| Records for this exercise |
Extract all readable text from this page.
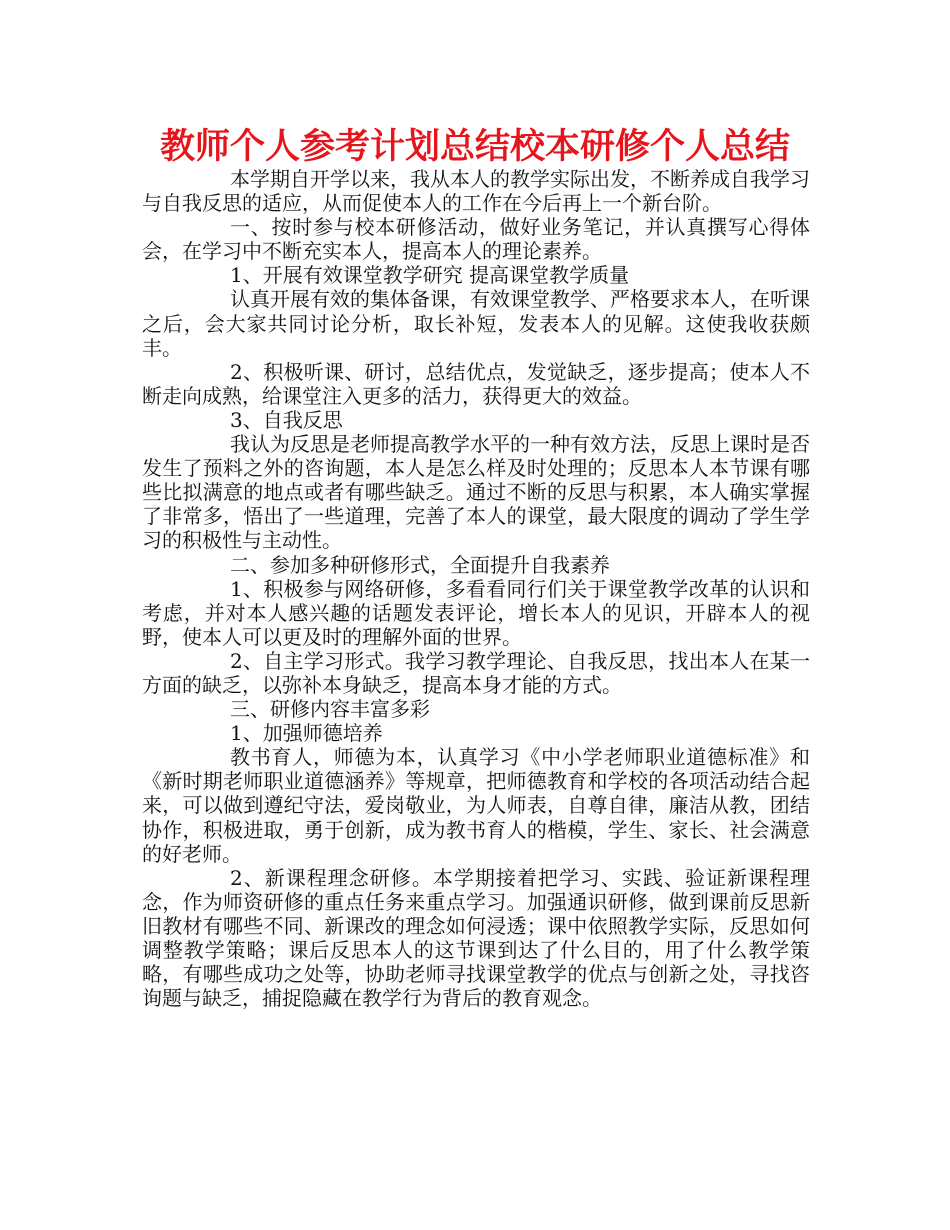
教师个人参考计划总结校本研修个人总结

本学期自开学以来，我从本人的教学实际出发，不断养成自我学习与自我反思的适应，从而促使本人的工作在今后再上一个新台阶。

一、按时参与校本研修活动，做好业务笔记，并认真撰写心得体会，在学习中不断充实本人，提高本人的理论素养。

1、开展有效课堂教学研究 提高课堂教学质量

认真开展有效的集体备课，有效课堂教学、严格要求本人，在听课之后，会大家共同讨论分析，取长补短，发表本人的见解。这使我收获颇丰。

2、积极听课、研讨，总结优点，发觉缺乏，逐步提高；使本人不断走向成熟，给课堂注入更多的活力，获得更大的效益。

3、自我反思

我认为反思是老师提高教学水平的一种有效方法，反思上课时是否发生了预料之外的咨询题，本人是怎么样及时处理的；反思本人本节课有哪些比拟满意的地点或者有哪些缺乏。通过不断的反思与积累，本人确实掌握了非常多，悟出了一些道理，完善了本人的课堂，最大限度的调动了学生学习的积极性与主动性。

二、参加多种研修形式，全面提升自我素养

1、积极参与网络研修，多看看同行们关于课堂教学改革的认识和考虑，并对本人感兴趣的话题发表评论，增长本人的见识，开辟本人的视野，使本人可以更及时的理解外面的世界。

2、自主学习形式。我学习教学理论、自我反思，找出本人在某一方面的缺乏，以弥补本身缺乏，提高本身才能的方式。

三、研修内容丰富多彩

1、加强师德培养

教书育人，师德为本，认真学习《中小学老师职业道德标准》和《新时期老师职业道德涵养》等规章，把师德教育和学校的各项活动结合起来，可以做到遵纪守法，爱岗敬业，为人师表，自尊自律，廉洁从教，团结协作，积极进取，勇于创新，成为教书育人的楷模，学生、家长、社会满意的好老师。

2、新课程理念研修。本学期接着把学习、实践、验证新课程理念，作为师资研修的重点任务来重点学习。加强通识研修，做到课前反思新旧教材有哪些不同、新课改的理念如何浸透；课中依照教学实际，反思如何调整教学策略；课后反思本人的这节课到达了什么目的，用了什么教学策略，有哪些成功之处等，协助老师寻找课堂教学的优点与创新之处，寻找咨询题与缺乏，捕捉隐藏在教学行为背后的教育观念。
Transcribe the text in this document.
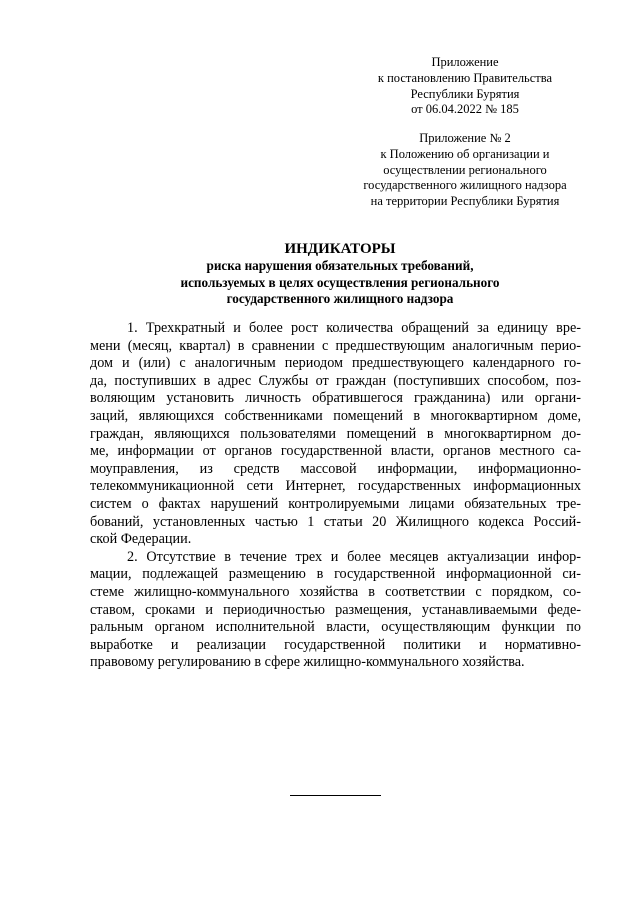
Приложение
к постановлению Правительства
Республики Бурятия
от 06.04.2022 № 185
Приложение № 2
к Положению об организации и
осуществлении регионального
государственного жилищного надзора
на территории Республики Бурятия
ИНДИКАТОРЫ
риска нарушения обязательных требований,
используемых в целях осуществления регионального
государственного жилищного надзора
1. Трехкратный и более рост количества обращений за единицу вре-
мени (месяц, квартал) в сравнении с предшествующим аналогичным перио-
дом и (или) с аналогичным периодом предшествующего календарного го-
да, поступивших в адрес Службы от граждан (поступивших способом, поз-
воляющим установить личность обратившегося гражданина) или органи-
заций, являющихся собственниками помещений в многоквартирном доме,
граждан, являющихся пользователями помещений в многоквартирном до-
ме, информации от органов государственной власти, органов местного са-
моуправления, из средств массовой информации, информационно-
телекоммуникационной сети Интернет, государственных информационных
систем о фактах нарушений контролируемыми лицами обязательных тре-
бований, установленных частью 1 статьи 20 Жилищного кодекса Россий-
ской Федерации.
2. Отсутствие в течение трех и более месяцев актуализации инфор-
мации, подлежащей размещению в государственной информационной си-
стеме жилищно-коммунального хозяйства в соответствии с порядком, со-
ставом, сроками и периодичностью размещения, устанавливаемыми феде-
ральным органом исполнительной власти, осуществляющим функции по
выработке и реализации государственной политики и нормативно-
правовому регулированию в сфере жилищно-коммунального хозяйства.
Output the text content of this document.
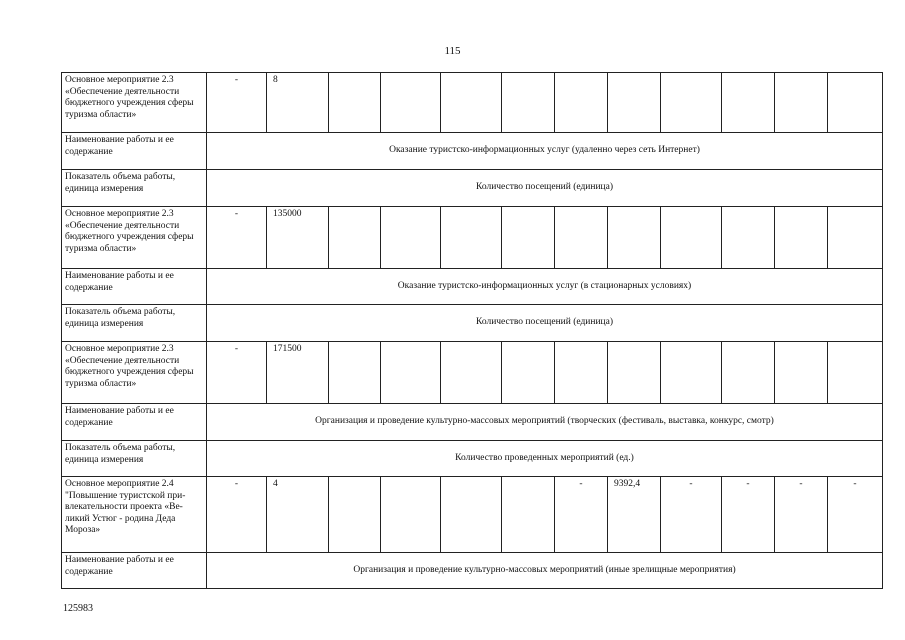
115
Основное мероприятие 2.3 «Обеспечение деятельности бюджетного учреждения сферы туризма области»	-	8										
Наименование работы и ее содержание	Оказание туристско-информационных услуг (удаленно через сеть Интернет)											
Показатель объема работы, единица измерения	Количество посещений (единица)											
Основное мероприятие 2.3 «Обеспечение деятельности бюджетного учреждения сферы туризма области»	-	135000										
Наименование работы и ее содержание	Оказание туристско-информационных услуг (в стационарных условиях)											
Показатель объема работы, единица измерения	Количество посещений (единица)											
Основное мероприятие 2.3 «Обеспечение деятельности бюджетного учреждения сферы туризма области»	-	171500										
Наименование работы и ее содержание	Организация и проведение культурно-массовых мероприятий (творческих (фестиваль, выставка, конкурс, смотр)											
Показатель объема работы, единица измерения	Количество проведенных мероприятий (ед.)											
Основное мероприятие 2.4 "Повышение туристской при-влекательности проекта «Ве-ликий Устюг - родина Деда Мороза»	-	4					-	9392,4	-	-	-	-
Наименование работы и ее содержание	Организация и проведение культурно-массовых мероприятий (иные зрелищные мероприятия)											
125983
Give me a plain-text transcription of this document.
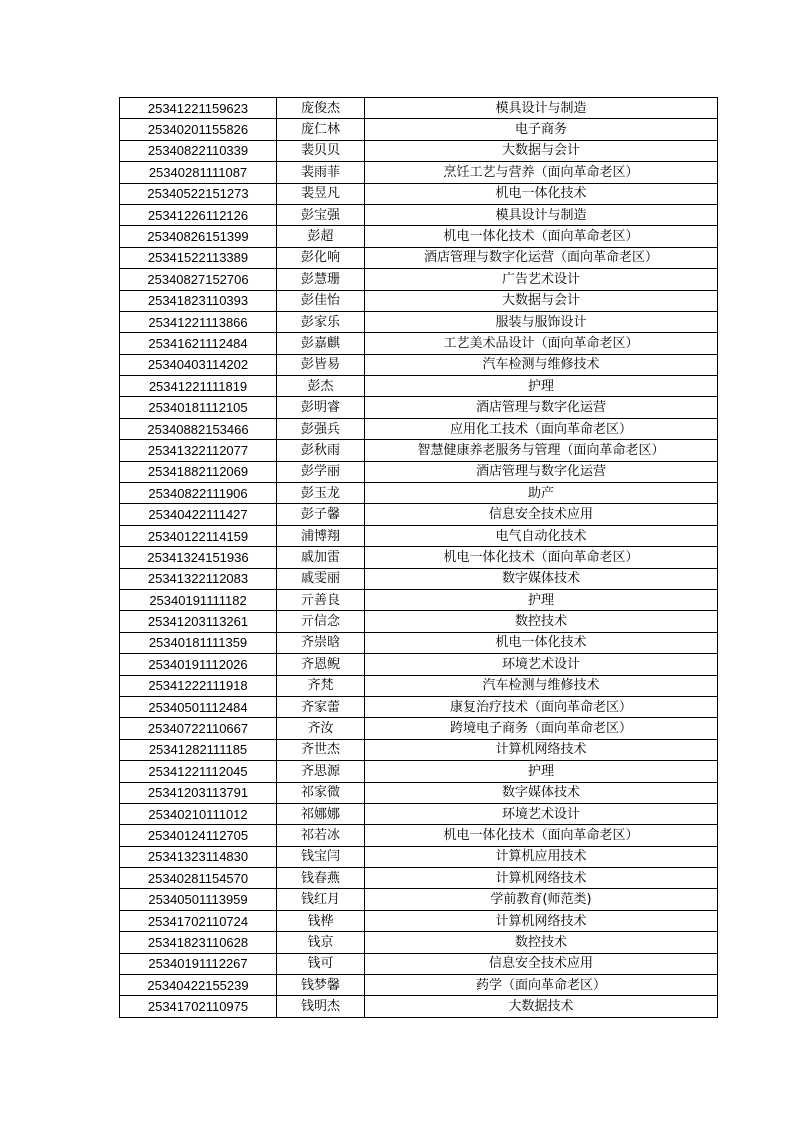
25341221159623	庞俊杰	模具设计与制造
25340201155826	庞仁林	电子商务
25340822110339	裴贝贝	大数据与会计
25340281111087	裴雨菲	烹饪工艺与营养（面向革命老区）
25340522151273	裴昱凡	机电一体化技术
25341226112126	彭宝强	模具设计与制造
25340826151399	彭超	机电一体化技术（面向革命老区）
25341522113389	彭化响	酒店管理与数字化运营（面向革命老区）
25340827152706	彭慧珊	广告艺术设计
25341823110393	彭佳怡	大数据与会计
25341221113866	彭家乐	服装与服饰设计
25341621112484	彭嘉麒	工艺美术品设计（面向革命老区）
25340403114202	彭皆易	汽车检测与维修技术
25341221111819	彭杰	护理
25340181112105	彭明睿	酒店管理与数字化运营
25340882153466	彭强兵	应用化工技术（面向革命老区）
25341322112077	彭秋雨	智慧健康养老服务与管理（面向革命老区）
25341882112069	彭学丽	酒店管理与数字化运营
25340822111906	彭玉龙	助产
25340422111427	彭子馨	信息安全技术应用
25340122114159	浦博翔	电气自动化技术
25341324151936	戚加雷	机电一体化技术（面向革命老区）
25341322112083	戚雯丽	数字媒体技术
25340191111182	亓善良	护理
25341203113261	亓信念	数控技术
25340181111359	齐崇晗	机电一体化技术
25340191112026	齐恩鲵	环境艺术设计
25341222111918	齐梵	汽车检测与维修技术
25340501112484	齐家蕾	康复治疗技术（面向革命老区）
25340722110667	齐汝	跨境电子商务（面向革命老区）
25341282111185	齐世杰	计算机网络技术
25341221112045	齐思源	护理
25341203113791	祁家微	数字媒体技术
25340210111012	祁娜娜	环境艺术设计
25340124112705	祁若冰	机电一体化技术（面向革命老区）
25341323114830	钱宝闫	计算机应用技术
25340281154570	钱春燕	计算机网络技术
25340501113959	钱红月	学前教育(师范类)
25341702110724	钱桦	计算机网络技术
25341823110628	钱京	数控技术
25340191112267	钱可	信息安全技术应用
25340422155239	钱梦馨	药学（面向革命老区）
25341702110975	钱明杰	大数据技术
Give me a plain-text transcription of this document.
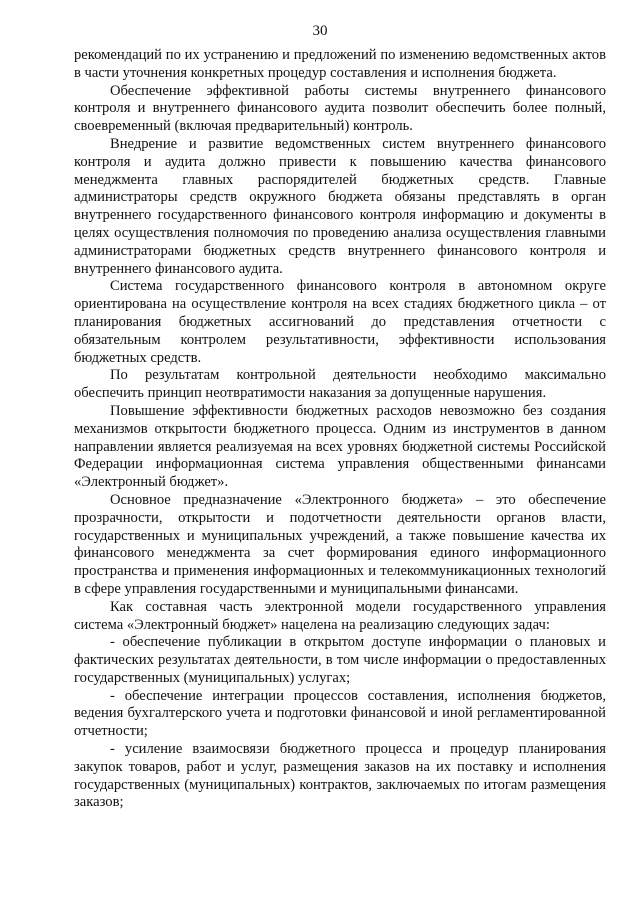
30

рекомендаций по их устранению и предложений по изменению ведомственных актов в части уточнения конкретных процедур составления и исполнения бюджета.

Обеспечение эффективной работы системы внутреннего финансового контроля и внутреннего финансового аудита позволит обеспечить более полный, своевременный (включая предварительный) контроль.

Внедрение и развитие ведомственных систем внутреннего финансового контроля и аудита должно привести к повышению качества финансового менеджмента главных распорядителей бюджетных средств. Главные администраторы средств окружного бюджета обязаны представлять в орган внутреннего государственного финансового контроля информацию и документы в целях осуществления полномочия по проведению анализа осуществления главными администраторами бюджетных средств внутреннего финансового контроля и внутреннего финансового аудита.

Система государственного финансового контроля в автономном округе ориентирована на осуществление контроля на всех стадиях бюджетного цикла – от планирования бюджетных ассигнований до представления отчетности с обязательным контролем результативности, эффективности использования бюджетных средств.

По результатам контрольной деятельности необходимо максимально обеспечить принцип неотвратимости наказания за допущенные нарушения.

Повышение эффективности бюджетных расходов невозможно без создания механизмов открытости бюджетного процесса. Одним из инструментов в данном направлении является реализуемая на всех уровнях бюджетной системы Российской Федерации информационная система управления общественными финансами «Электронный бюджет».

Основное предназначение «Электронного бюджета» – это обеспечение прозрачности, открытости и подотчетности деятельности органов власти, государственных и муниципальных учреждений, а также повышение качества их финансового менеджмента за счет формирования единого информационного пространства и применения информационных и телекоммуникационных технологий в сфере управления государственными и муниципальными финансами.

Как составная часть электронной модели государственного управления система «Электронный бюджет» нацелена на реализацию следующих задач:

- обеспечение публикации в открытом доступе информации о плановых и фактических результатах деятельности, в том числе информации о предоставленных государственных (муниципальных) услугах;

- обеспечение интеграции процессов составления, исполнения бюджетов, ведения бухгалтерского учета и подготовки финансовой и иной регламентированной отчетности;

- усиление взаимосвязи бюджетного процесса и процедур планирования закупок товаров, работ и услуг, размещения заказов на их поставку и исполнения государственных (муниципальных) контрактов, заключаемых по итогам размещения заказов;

| Aim of the exercise |
Tally the lines in this data that hold the word "нарушения" and state only the count.

| The completed task |
2